Transcribe every entry word for word, leaving out all images.
Start Rows
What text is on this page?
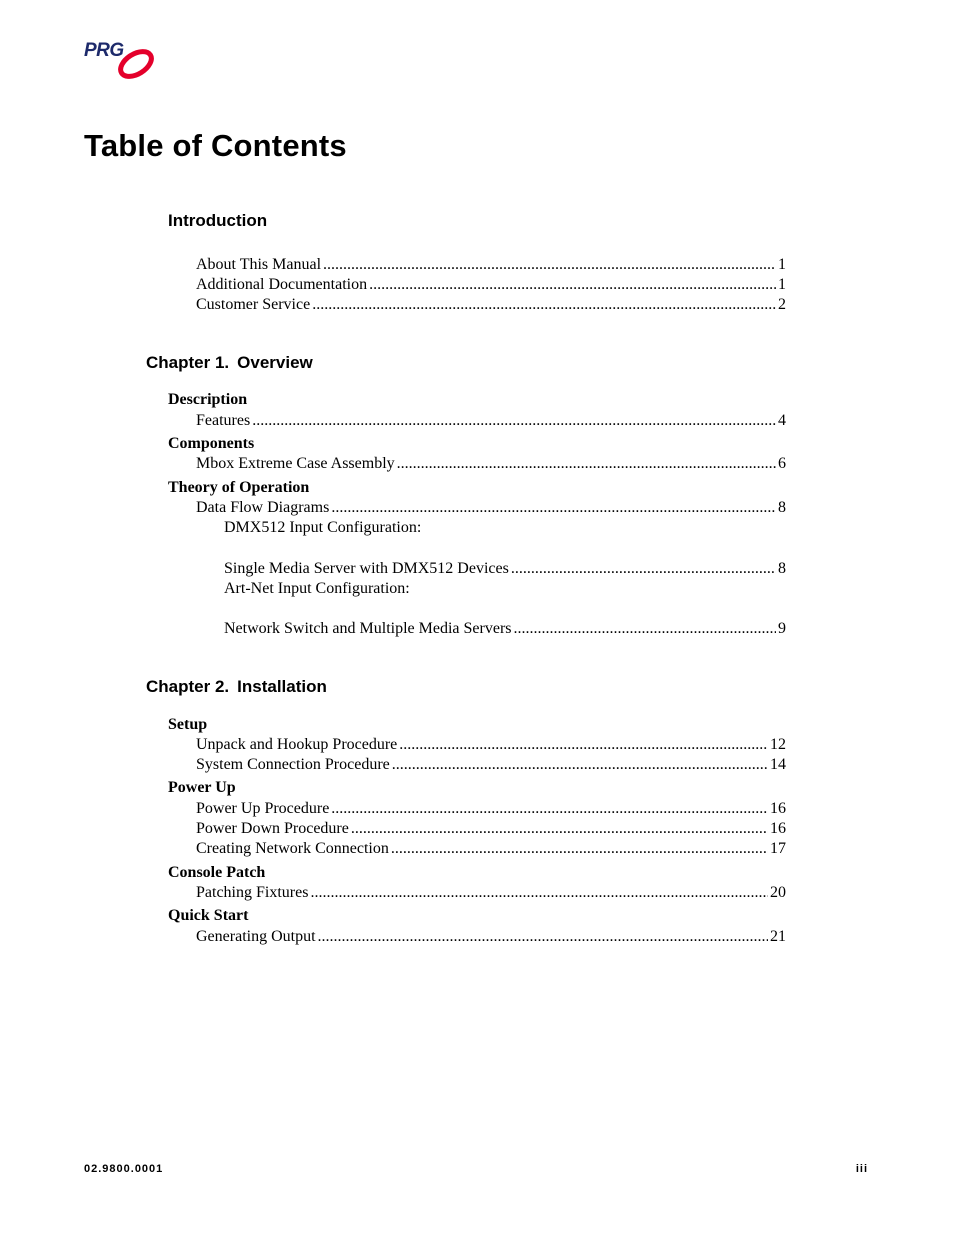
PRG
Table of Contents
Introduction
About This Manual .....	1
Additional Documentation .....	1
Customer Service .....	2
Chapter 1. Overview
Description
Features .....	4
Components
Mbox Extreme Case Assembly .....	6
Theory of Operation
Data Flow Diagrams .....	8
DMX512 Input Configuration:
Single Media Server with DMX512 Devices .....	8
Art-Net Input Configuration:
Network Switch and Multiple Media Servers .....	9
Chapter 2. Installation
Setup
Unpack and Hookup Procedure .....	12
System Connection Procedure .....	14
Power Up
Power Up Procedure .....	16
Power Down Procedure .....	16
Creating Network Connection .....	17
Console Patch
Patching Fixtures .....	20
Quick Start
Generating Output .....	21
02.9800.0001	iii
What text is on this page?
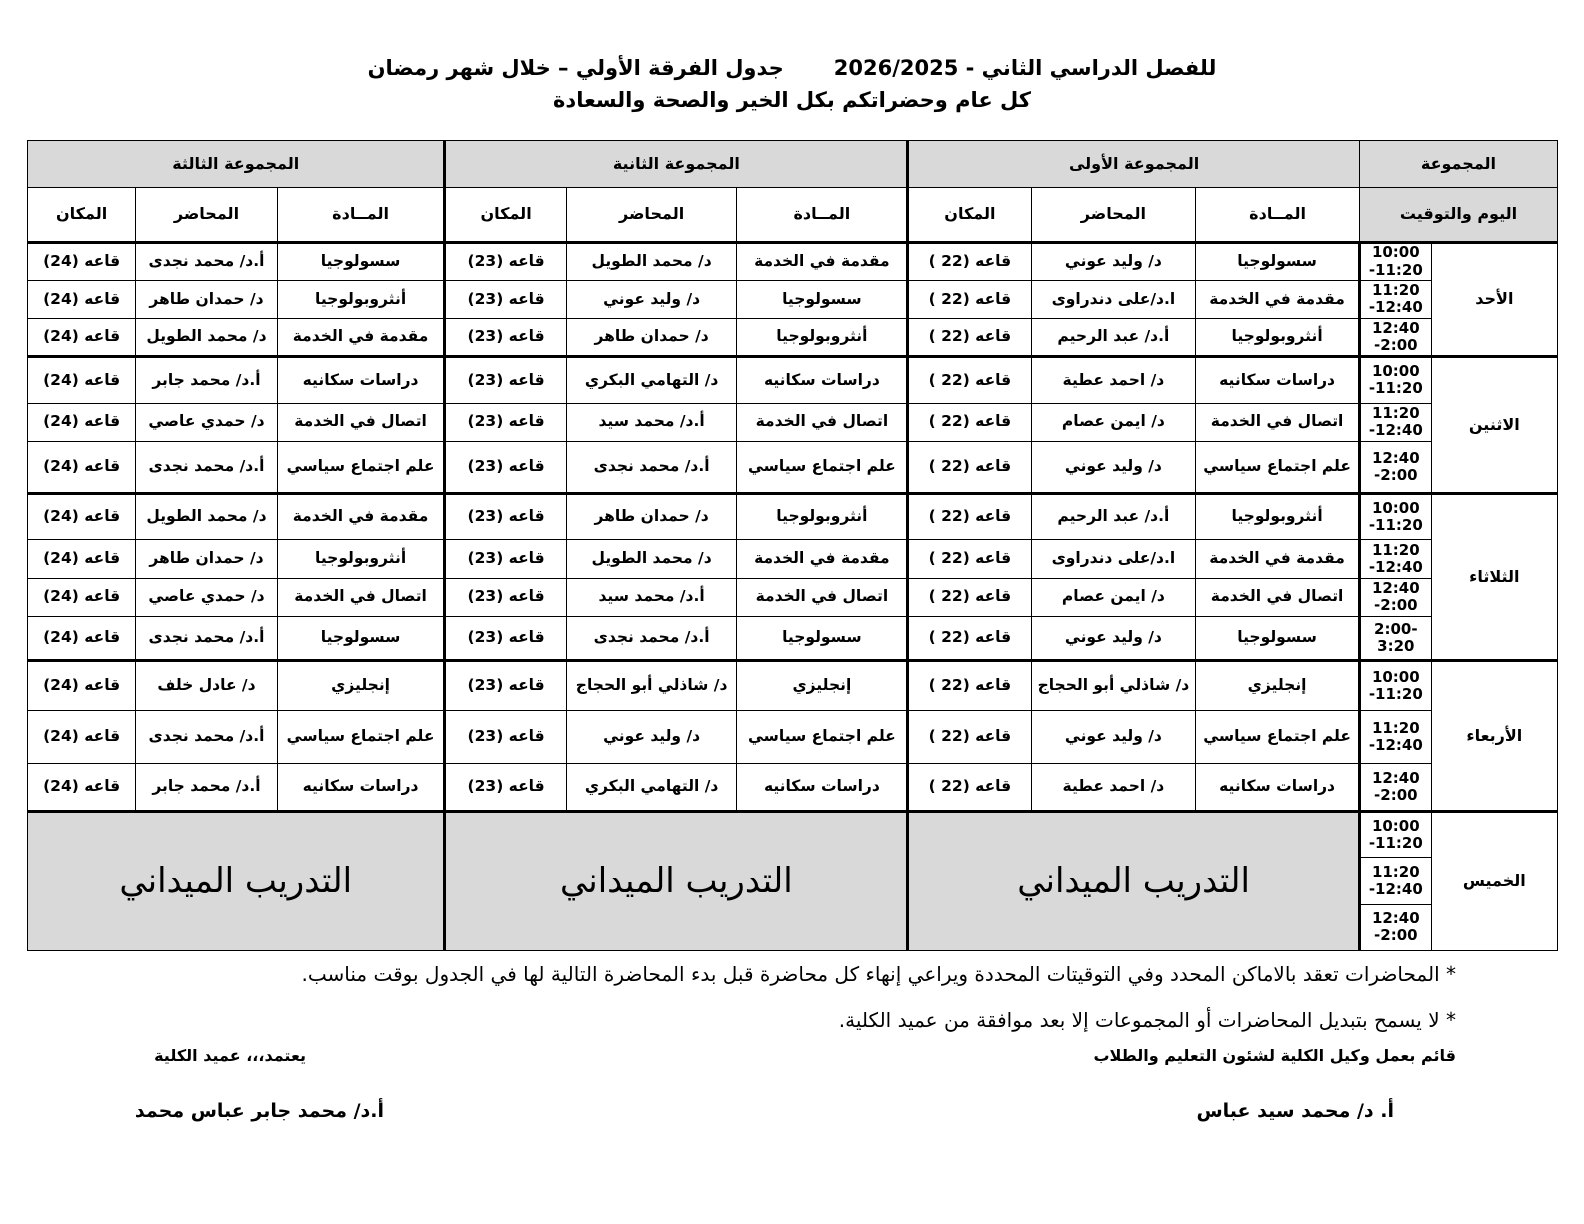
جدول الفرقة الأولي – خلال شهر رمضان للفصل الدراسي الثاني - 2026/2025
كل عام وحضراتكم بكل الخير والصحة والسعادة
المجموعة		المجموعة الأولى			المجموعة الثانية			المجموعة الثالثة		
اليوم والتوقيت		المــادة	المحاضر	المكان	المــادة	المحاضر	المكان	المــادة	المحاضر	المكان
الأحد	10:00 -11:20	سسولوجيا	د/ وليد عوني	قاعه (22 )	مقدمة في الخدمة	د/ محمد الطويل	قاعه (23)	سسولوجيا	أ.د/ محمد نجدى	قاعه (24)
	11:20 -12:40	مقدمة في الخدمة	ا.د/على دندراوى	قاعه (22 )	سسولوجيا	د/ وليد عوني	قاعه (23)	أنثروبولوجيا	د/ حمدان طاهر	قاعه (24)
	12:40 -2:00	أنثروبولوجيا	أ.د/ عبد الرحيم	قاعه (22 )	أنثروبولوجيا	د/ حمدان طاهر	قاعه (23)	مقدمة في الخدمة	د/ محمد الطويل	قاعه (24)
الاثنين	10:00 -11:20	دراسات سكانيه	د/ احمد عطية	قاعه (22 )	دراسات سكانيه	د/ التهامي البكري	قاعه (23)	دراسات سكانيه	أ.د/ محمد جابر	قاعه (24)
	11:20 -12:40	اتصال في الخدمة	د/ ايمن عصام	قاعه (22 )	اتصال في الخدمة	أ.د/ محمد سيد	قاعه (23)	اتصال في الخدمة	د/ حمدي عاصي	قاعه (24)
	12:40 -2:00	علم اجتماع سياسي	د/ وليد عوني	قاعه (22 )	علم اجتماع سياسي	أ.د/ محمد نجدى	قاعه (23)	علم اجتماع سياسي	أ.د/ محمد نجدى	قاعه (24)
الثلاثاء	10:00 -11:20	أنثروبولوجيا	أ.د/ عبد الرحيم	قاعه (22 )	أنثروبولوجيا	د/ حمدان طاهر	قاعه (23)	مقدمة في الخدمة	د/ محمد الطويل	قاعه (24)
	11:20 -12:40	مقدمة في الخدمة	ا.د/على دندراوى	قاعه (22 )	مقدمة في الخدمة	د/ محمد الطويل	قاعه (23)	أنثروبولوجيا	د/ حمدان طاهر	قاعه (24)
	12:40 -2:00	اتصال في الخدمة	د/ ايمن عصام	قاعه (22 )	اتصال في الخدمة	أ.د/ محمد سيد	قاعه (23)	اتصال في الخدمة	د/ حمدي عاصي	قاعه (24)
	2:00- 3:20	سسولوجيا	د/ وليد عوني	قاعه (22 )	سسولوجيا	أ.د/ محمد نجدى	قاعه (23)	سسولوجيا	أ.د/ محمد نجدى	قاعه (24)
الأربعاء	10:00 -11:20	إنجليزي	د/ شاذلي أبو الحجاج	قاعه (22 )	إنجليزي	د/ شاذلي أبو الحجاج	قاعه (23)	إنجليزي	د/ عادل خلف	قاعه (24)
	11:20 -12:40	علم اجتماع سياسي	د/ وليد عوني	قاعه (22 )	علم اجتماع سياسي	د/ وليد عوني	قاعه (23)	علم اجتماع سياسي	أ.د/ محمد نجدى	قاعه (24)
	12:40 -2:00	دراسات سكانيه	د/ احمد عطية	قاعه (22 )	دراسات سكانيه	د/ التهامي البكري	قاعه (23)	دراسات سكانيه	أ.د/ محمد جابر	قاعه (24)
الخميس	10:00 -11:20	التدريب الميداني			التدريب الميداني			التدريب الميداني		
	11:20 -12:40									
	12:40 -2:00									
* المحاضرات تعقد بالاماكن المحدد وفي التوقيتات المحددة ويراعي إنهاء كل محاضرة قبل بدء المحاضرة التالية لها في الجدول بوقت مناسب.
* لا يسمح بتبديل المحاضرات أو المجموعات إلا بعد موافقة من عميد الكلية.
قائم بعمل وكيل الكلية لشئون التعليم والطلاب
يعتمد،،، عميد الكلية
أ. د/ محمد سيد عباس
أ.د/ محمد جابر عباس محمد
End Rows
** Result of the task **
What text is on this page?
PRG
Table of Contents
Introduction
About This Manual .....	1
Additional Documentation .....	1
Customer Service .....	2
Chapter 1. Overview
Description
Features .....	4
Components
Mbox Extreme Case Assembly .....	6
Theory of Operation
Data Flow Diagrams .....	8
DMX512 Input Configuration:
Single Media Server with DMX512 Devices .....	8
Art-Net Input Configuration:
Network Switch and Multiple Media Servers .....	9
Chapter 2. Installation
Setup
Unpack and Hookup Procedure .....	12
System Connection Procedure .....	14
Power Up
Power Up Procedure .....	16
Power Down Procedure .....	16
Creating Network Connection .....	17
Console Patch
Patching Fixtures .....	20
Quick Start
Generating Output .....	21
02.9800.0001	iii
What text is on this page?
جدول الفرقة الأولي – خلال شهر رمضان للفصل الدراسي الثاني - 2026/2025
كل عام وحضراتكم بكل الخير والصحة والسعادة
المجموعة		المجموعة الأولى			المجموعة الثانية			المجموعة الثالثة		
اليوم والتوقيت		المــادة	المحاضر	المكان	المــادة	المحاضر	المكان	المــادة	المحاضر	المكان
الأحد	10:00 -11:20	سسولوجيا	د/ وليد عوني	قاعه (22 )	مقدمة في الخدمة	د/ محمد الطويل	قاعه (23)	سسولوجيا	أ.د/ محمد نجدى	قاعه (24)
	11:20 -12:40	مقدمة في الخدمة	ا.د/على دندراوى	قاعه (22 )	سسولوجيا	د/ وليد عوني	قاعه (23)	أنثروبولوجيا	د/ حمدان طاهر	قاعه (24)
	12:40 -2:00	أنثروبولوجيا	أ.د/ عبد الرحيم	قاعه (22 )	أنثروبولوجيا	د/ حمدان طاهر	قاعه (23)	مقدمة في الخدمة	د/ محمد الطويل	قاعه (24)
الاثنين	10:00 -11:20	دراسات سكانيه	د/ احمد عطية	قاعه (22 )	دراسات سكانيه	د/ التهامي البكري	قاعه (23)	دراسات سكانيه	أ.د/ محمد جابر	قاعه (24)
	11:20 -12:40	اتصال في الخدمة	د/ ايمن عصام	قاعه (22 )	اتصال في الخدمة	أ.د/ محمد سيد	قاعه (23)	اتصال في الخدمة	د/ حمدي عاصي	قاعه (24)
	12:40 -2:00	علم اجتماع سياسي	د/ وليد عوني	قاعه (22 )	علم اجتماع سياسي	أ.د/ محمد نجدى	قاعه (23)	علم اجتماع سياسي	أ.د/ محمد نجدى	قاعه (24)
الثلاثاء	10:00 -11:20	أنثروبولوجيا	أ.د/ عبد الرحيم	قاعه (22 )	أنثروبولوجيا	د/ حمدان طاهر	قاعه (23)	مقدمة في الخدمة	د/ محمد الطويل	قاعه (24)
	11:20 -12:40	مقدمة في الخدمة	ا.د/على دندراوى	قاعه (22 )	مقدمة في الخدمة	د/ محمد الطويل	قاعه (23)	أنثروبولوجيا	د/ حمدان طاهر	قاعه (24)
	12:40 -2:00	اتصال في الخدمة	د/ ايمن عصام	قاعه (22 )	اتصال في الخدمة	أ.د/ محمد سيد	قاعه (23)	اتصال في الخدمة	د/ حمدي عاصي	قاعه (24)
	2:00- 3:20	سسولوجيا	د/ وليد عوني	قاعه (22 )	سسولوجيا	أ.د/ محمد نجدى	قاعه (23)	سسولوجيا	أ.د/ محمد نجدى	قاعه (24)
الأربعاء	10:00 -11:20	إنجليزي	د/ شاذلي أبو الحجاج	قاعه (22 )	إنجليزي	د/ شاذلي أبو الحجاج	قاعه (23)	إنجليزي	د/ عادل خلف	قاعه (24)
	11:20 -12:40	علم اجتماع سياسي	د/ وليد عوني	قاعه (22 )	علم اجتماع سياسي	د/ وليد عوني	قاعه (23)	علم اجتماع سياسي	أ.د/ محمد نجدى	قاعه (24)
	12:40 -2:00	دراسات سكانيه	د/ احمد عطية	قاعه (22 )	دراسات سكانيه	د/ التهامي البكري	قاعه (23)	دراسات سكانيه	أ.د/ محمد جابر	قاعه (24)
الخميس	10:00 -11:20	التدريب الميداني			التدريب الميداني			التدريب الميداني		
	11:20 -12:40									
	12:40 -2:00									
* المحاضرات تعقد بالاماكن المحدد وفي التوقيتات المحددة ويراعي إنهاء كل محاضرة قبل بدء المحاضرة التالية لها في الجدول بوقت مناسب.
* لا يسمح بتبديل المحاضرات أو المجموعات إلا بعد موافقة من عميد الكلية.
قائم بعمل وكيل الكلية لشئون التعليم والطلاب
يعتمد،،، عميد الكلية
أ. د/ محمد سيد عباس
أ.د/ محمد جابر عباس محمد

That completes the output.